Dataset excerpts
>> begin

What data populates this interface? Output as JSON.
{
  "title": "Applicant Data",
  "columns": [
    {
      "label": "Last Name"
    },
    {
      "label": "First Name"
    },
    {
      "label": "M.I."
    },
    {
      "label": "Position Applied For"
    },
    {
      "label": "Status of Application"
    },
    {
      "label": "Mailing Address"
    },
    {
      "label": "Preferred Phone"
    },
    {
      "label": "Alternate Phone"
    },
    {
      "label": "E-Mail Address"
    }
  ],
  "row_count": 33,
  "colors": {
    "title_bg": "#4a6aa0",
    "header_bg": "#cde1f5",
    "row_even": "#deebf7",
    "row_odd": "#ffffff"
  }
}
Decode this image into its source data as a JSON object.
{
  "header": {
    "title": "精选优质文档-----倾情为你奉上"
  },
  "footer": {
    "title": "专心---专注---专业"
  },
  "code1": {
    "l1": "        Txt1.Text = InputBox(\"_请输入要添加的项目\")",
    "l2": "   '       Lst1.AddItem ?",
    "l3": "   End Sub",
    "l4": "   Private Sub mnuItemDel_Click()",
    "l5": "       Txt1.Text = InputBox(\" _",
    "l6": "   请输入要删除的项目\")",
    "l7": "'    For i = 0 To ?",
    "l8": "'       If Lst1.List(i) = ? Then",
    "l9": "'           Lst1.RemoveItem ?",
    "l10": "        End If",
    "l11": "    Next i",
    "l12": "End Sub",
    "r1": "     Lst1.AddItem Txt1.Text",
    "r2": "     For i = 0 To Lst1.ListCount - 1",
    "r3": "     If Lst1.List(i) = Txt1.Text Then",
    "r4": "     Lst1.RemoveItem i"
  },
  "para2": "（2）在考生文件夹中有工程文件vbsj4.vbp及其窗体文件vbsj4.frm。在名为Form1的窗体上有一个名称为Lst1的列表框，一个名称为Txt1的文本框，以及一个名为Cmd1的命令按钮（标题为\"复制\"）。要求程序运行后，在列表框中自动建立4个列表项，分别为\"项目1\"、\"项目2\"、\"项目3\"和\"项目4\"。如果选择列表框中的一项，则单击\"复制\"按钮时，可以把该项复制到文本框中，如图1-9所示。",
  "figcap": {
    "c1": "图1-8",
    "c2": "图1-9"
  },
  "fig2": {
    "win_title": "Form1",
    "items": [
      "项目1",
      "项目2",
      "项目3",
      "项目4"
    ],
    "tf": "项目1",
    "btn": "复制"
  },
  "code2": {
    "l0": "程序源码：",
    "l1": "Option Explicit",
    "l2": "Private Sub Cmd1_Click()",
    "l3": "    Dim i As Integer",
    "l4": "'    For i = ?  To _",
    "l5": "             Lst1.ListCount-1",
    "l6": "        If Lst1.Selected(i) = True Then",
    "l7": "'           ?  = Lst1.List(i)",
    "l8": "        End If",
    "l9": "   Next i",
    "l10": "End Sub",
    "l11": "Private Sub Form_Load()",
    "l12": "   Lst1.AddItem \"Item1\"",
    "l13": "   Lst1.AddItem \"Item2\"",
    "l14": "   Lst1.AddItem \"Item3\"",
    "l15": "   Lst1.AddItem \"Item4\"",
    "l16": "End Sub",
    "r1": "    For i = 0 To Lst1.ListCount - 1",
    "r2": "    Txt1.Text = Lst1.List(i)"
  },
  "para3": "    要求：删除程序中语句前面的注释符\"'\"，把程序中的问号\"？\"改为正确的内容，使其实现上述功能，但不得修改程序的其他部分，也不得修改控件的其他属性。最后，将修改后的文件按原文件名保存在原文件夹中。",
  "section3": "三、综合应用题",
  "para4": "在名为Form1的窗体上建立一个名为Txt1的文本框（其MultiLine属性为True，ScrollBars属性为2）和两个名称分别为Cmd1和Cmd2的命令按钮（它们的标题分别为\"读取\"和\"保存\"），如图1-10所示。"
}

>> end

- What you have to do: Return the material in full, exactly as shown.

- The answer:
What data populates this interface? Output as JSON.
{
  "title": "Applicant Data",
  "columns": [
    {
      "label": "Last Name"
    },
    {
      "label": "First Name"
    },
    {
      "label": "M.I."
    },
    {
      "label": "Position Applied For"
    },
    {
      "label": "Status of Application"
    },
    {
      "label": "Mailing Address"
    },
    {
      "label": "Preferred Phone"
    },
    {
      "label": "Alternate Phone"
    },
    {
      "label": "E-Mail Address"
    }
  ],
  "row_count": 33,
  "colors": {
    "title_bg": "#4a6aa0",
    "header_bg": "#cde1f5",
    "row_even": "#deebf7",
    "row_odd": "#ffffff"
  }
}
Decode this image into its source data as a JSON object.
{
  "header": {
    "title": "精选优质文档-----倾情为你奉上"
  },
  "footer": {
    "title": "专心---专注---专业"
  },
  "code1": {
    "l1": "        Txt1.Text = InputBox(\"_请输入要添加的项目\")",
    "l2": "   '       Lst1.AddItem ?",
    "l3": "   End Sub",
    "l4": "   Private Sub mnuItemDel_Click()",
    "l5": "       Txt1.Text = InputBox(\" _",
    "l6": "   请输入要删除的项目\")",
    "l7": "'    For i = 0 To ?",
    "l8": "'       If Lst1.List(i) = ? Then",
    "l9": "'           Lst1.RemoveItem ?",
    "l10": "        End If",
    "l11": "    Next i",
    "l12": "End Sub",
    "r1": "     Lst1.AddItem Txt1.Text",
    "r2": "     For i = 0 To Lst1.ListCount - 1",
    "r3": "     If Lst1.List(i) = Txt1.Text Then",
    "r4": "     Lst1.RemoveItem i"
  },
  "para2": "（2）在考生文件夹中有工程文件vbsj4.vbp及其窗体文件vbsj4.frm。在名为Form1的窗体上有一个名称为Lst1的列表框，一个名称为Txt1的文本框，以及一个名为Cmd1的命令按钮（标题为\"复制\"）。要求程序运行后，在列表框中自动建立4个列表项，分别为\"项目1\"、\"项目2\"、\"项目3\"和\"项目4\"。如果选择列表框中的一项，则单击\"复制\"按钮时，可以把该项复制到文本框中，如图1-9所示。",
  "figcap": {
    "c1": "图1-8",
    "c2": "图1-9"
  },
  "fig2": {
    "win_title": "Form1",
    "items": [
      "项目1",
      "项目2",
      "项目3",
      "项目4"
    ],
    "tf": "项目1",
    "btn": "复制"
  },
  "code2": {
    "l0": "程序源码：",
    "l1": "Option Explicit",
    "l2": "Private Sub Cmd1_Click()",
    "l3": "    Dim i As Integer",
    "l4": "'    For i = ?  To _",
    "l5": "             Lst1.ListCount-1",
    "l6": "        If Lst1.Selected(i) = True Then",
    "l7": "'           ?  = Lst1.List(i)",
    "l8": "        End If",
    "l9": "   Next i",
    "l10": "End Sub",
    "l11": "Private Sub Form_Load()",
    "l12": "   Lst1.AddItem \"Item1\"",
    "l13": "   Lst1.AddItem \"Item2\"",
    "l14": "   Lst1.AddItem \"Item3\"",
    "l15": "   Lst1.AddItem \"Item4\"",
    "l16": "End Sub",
    "r1": "    For i = 0 To Lst1.ListCount - 1",
    "r2": "    Txt1.Text = Lst1.List(i)"
  },
  "para3": "    要求：删除程序中语句前面的注释符\"'\"，把程序中的问号\"？\"改为正确的内容，使其实现上述功能，但不得修改程序的其他部分，也不得修改控件的其他属性。最后，将修改后的文件按原文件名保存在原文件夹中。",
  "section3": "三、综合应用题",
  "para4": "在名为Form1的窗体上建立一个名为Txt1的文本框（其MultiLine属性为True，ScrollBars属性为2）和两个名称分别为Cmd1和Cmd2的命令按钮（它们的标题分别为\"读取\"和\"保存\"），如图1-10所示。"
}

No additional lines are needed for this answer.